Stated goal =>
Skip the pictures. Reproduce all other material exactly.
=====
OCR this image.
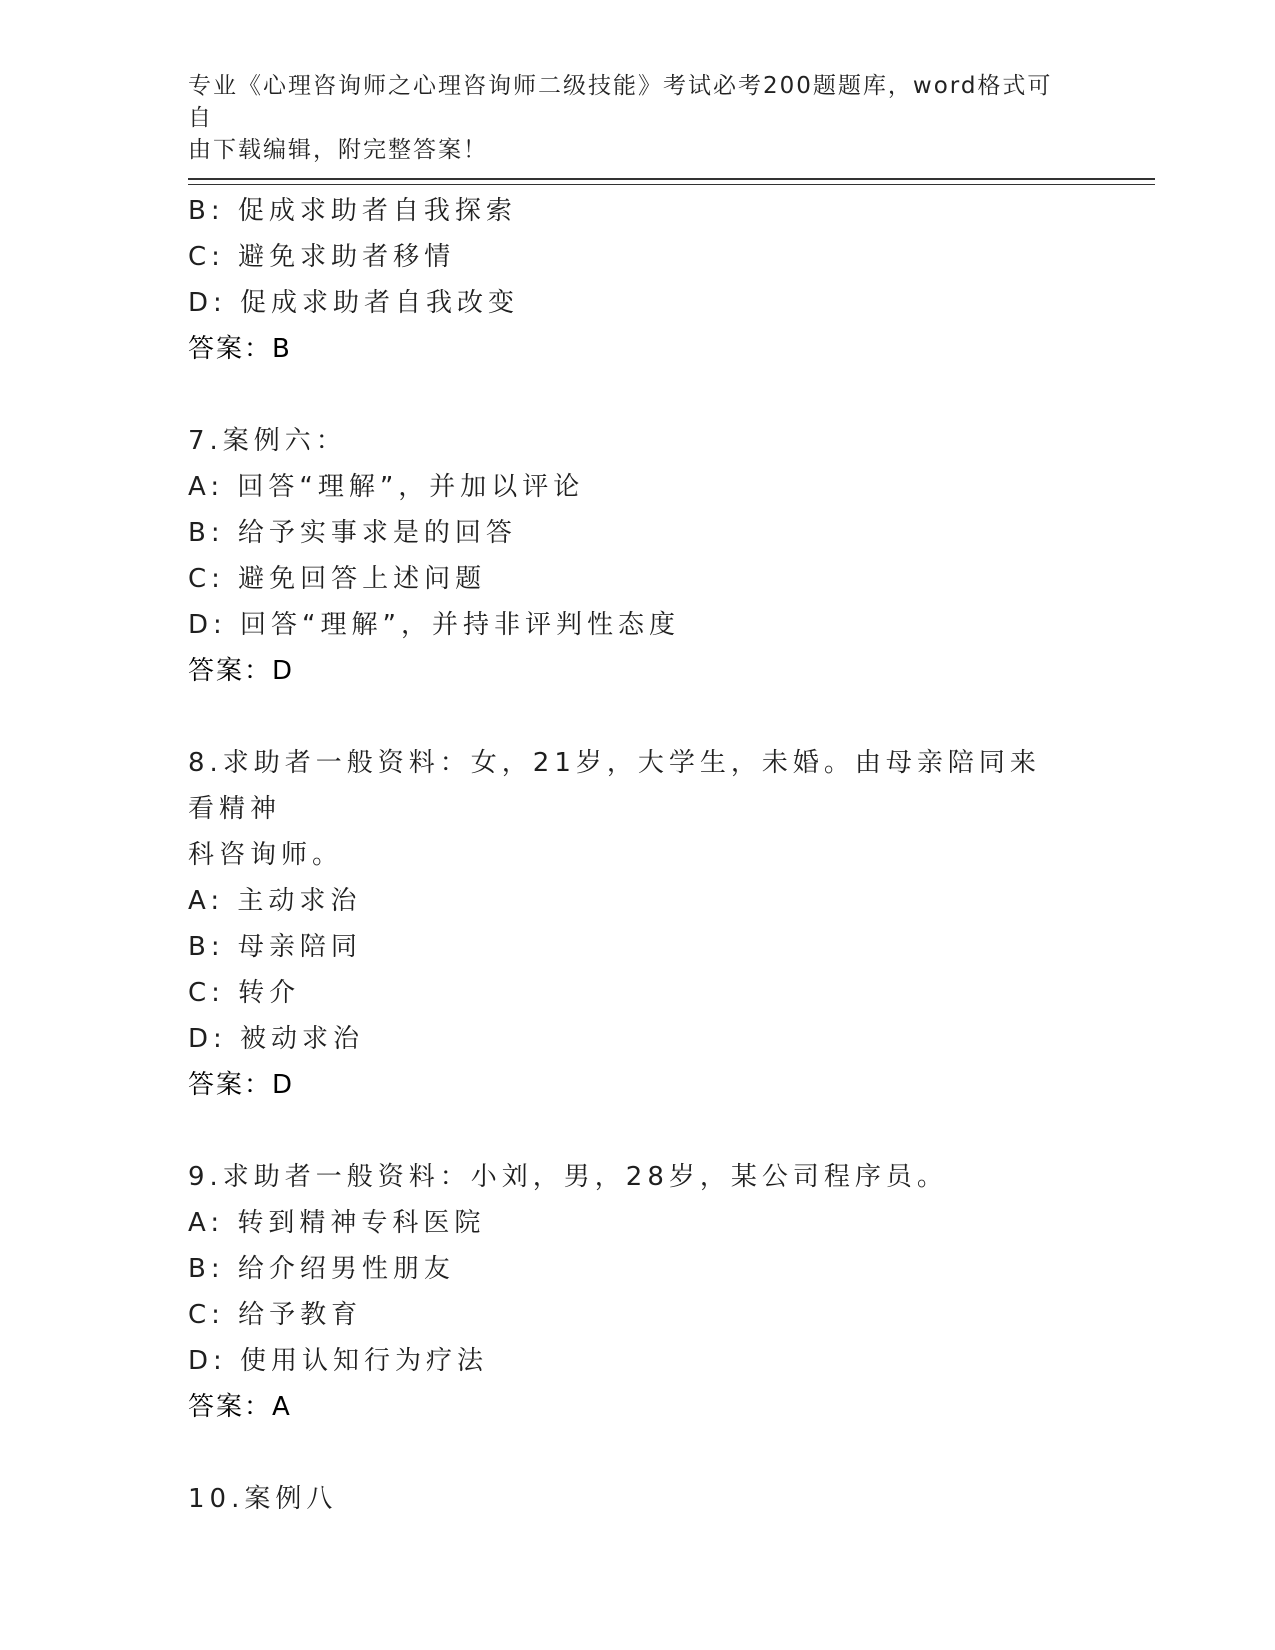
专业《心理咨询师之心理咨询师二级技能》考试必考200题题库，word格式可自
由下载编辑，附完整答案！
B: 促成求助者自我探索
C: 避免求助者移情
D: 促成求助者自我改变
答案：B
7.案例六：
A: 回答“理解”，并加以评论
B: 给予实事求是的回答
C: 避免回答上述问题
D: 回答“理解”，并持非评判性态度
答案：D
8.求助者一般资料：女，21岁，大学生，未婚。由母亲陪同来看精神
科咨询师。
A: 主动求治
B: 母亲陪同
C: 转介
D: 被动求治
答案：D
9.求助者一般资料：小刘，男，28岁，某公司程序员。
A: 转到精神专科医院
B: 给介绍男性朋友
C: 给予教育
D: 使用认知行为疗法
答案：A
10.案例八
=====
Reply to the task =>
OCR this image.
专业《心理咨询师之心理咨询师二级技能》考试必考200题题库，word格式可自
由下载编辑，附完整答案！
B: 促成求助者自我探索
C: 避免求助者移情
D: 促成求助者自我改变
答案：B
7.案例六：
A: 回答“理解”，并加以评论
B: 给予实事求是的回答
C: 避免回答上述问题
D: 回答“理解”，并持非评判性态度
答案：D
8.求助者一般资料：女，21岁，大学生，未婚。由母亲陪同来看精神
科咨询师。
A: 主动求治
B: 母亲陪同
C: 转介
D: 被动求治
答案：D
9.求助者一般资料：小刘，男，28岁，某公司程序员。
A: 转到精神专科医院
B: 给介绍男性朋友
C: 给予教育
D: 使用认知行为疗法
答案：A
10.案例八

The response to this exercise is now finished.